(Information shown begins)

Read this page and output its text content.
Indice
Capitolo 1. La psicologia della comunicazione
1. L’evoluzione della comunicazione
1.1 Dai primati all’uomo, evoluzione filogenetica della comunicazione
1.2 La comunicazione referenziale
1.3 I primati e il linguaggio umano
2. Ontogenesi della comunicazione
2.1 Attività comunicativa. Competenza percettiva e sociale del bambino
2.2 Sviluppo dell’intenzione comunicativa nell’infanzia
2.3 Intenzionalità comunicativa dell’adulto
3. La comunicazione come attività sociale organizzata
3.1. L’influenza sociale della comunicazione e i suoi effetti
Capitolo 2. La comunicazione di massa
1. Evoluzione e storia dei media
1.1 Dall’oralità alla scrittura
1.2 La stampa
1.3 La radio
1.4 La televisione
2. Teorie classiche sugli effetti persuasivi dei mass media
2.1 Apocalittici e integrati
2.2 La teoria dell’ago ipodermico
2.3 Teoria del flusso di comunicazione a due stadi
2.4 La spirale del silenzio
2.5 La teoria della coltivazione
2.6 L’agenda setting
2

(Information shown ends)

Activity
Start to finish, give the listing again exactly.

Solution below
Read this page and output its text content.
Indice
Capitolo 1. La psicologia della comunicazione
1. L’evoluzione della comunicazione
1.1 Dai primati all’uomo, evoluzione filogenetica della comunicazione
1.2 La comunicazione referenziale
1.3 I primati e il linguaggio umano
2. Ontogenesi della comunicazione
2.1 Attività comunicativa. Competenza percettiva e sociale del bambino
2.2 Sviluppo dell’intenzione comunicativa nell’infanzia
2.3 Intenzionalità comunicativa dell’adulto
3. La comunicazione come attività sociale organizzata
3.1. L’influenza sociale della comunicazione e i suoi effetti
Capitolo 2. La comunicazione di massa
1. Evoluzione e storia dei media
1.1 Dall’oralità alla scrittura
1.2 La stampa
1.3 La radio
1.4 La televisione
2. Teorie classiche sugli effetti persuasivi dei mass media
2.1 Apocalittici e integrati
2.2 La teoria dell’ago ipodermico
2.3 Teoria del flusso di comunicazione a due stadi
2.4 La spirale del silenzio
2.5 La teoria della coltivazione
2.6 L’agenda setting
2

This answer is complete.